:: Dataset
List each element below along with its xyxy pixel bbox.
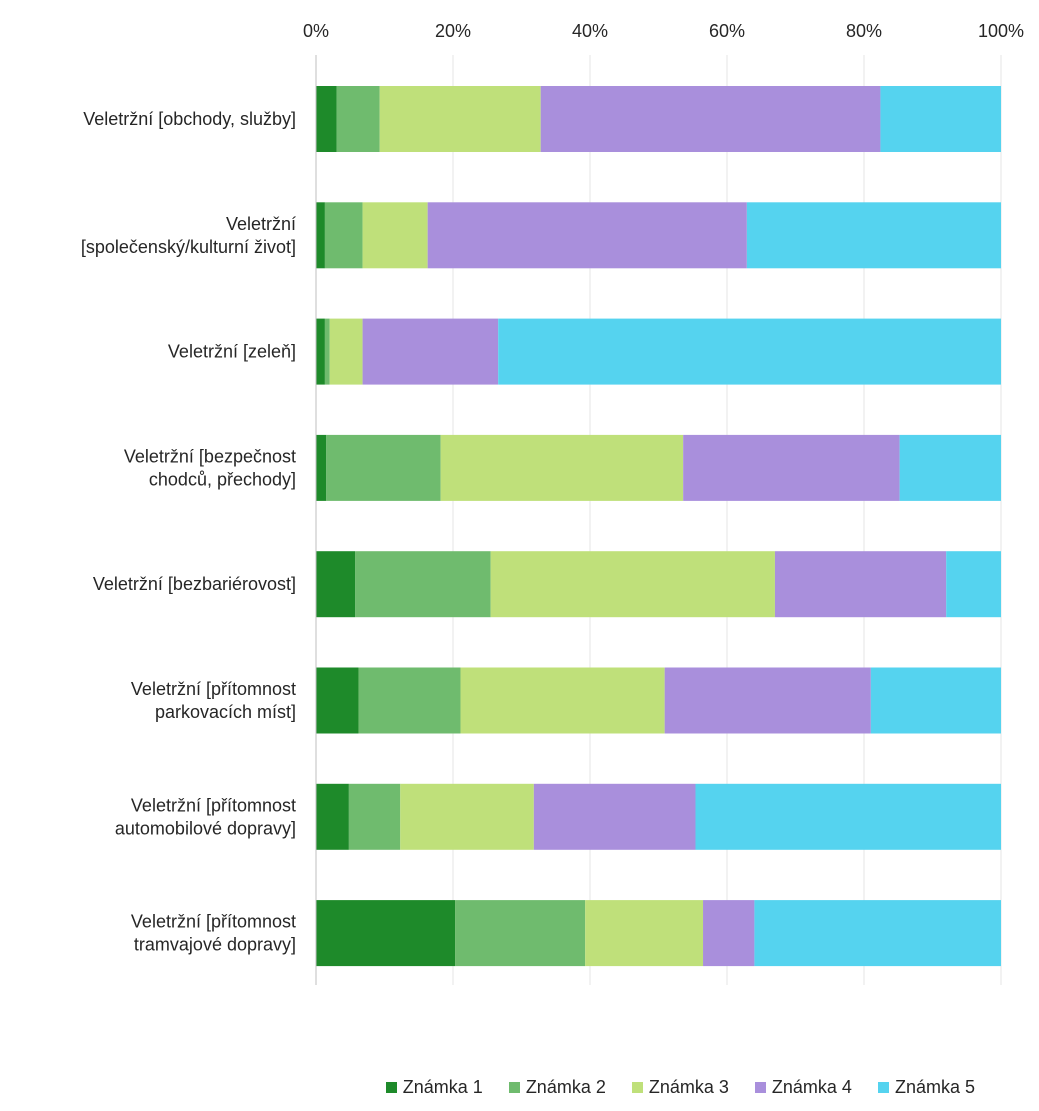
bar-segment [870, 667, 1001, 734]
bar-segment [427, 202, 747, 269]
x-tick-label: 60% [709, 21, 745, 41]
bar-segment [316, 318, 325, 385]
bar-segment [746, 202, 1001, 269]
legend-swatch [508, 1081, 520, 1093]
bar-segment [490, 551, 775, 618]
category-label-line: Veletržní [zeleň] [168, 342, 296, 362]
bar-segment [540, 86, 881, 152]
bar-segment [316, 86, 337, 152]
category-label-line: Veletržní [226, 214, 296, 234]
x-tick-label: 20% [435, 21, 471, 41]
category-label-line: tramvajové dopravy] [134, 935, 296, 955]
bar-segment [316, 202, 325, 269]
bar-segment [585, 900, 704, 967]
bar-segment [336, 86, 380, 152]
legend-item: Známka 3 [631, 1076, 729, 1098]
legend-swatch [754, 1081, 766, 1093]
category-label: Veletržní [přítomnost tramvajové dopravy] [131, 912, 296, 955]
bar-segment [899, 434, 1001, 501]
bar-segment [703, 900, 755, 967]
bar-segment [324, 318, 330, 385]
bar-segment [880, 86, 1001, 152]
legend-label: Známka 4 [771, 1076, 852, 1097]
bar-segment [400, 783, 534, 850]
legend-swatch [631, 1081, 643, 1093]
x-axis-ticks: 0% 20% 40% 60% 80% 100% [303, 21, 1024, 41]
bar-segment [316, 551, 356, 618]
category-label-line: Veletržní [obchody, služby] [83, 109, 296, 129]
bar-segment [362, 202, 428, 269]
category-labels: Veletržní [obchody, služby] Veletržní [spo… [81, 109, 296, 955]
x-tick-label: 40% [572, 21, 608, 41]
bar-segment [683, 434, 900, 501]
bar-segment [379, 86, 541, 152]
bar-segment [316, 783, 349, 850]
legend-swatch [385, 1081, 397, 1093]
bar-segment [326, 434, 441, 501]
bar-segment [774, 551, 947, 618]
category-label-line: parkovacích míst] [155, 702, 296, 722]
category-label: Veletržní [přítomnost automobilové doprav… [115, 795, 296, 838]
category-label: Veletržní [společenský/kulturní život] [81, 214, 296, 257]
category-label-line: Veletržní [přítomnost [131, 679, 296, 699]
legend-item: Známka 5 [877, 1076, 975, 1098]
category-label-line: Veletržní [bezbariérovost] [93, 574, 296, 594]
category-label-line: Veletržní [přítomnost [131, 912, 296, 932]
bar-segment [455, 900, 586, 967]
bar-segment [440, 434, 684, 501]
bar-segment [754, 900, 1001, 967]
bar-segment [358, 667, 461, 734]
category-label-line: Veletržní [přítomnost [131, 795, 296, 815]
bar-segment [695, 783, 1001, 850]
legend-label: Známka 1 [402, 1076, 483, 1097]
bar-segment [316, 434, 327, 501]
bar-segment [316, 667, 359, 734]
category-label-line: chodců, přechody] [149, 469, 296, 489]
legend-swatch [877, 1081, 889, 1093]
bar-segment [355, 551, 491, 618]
::::
Copy out every line of the records above verbatim, leaving out the picture.

List each element below along with its xyxy pixel bbox.
bar-segment [870, 667, 1001, 734]
bar-segment [427, 202, 747, 269]
x-tick-label: 60% [709, 21, 745, 41]
bar-segment [316, 318, 325, 385]
bar-segment [746, 202, 1001, 269]
legend-swatch [508, 1081, 520, 1093]
bar-segment [490, 551, 775, 618]
category-label-line: Veletržní [zeleň] [168, 342, 296, 362]
bar-segment [540, 86, 881, 152]
bar-segment [316, 86, 337, 152]
category-label-line: Veletržní [226, 214, 296, 234]
x-tick-label: 20% [435, 21, 471, 41]
category-label-line: tramvajové dopravy] [134, 935, 296, 955]
bar-segment [316, 202, 325, 269]
bar-segment [585, 900, 704, 967]
bar-segment [336, 86, 380, 152]
legend-item: Známka 3 [631, 1076, 729, 1098]
legend-swatch [754, 1081, 766, 1093]
category-label: Veletržní [přítomnost tramvajové dopravy] [131, 912, 296, 955]
bar-segment [899, 434, 1001, 501]
bar-segment [703, 900, 755, 967]
bar-segment [324, 318, 330, 385]
bar-segment [880, 86, 1001, 152]
legend-label: Známka 4 [771, 1076, 852, 1097]
bar-segment [400, 783, 534, 850]
legend-swatch [631, 1081, 643, 1093]
x-axis-ticks: 0% 20% 40% 60% 80% 100% [303, 21, 1024, 41]
bar-segment [316, 551, 356, 618]
category-label-line: Veletržní [obchody, služby] [83, 109, 296, 129]
bar-segment [362, 202, 428, 269]
category-labels: Veletržní [obchody, služby] Veletržní [spo… [81, 109, 296, 955]
x-tick-label: 40% [572, 21, 608, 41]
bar-segment [683, 434, 900, 501]
bar-segment [379, 86, 541, 152]
bar-segment [316, 783, 349, 850]
legend-swatch [385, 1081, 397, 1093]
bar-segment [326, 434, 441, 501]
bar-segment [774, 551, 947, 618]
category-label-line: parkovacích míst] [155, 702, 296, 722]
category-label: Veletržní [přítomnost automobilové doprav… [115, 795, 296, 838]
category-label: Veletržní [společenský/kulturní život] [81, 214, 296, 257]
category-label-line: Veletržní [přítomnost [131, 679, 296, 699]
legend-item: Známka 5 [877, 1076, 975, 1098]
category-label-line: Veletržní [bezbariérovost] [93, 574, 296, 594]
category-label-line: Veletržní [přítomnost [131, 912, 296, 932]
bar-segment [455, 900, 586, 967]
bar-segment [440, 434, 684, 501]
bar-segment [754, 900, 1001, 967]
bar-segment [358, 667, 461, 734]
category-label-line: Veletržní [přítomnost [131, 795, 296, 815]
bar-segment [695, 783, 1001, 850]
legend-label: Známka 1 [402, 1076, 483, 1097]
bar-segment [316, 434, 327, 501]
bar-segment [316, 667, 359, 734]
category-label-line: chodců, přechody] [149, 469, 296, 489]
legend-swatch [877, 1081, 889, 1093]
bar-segment [355, 551, 491, 618]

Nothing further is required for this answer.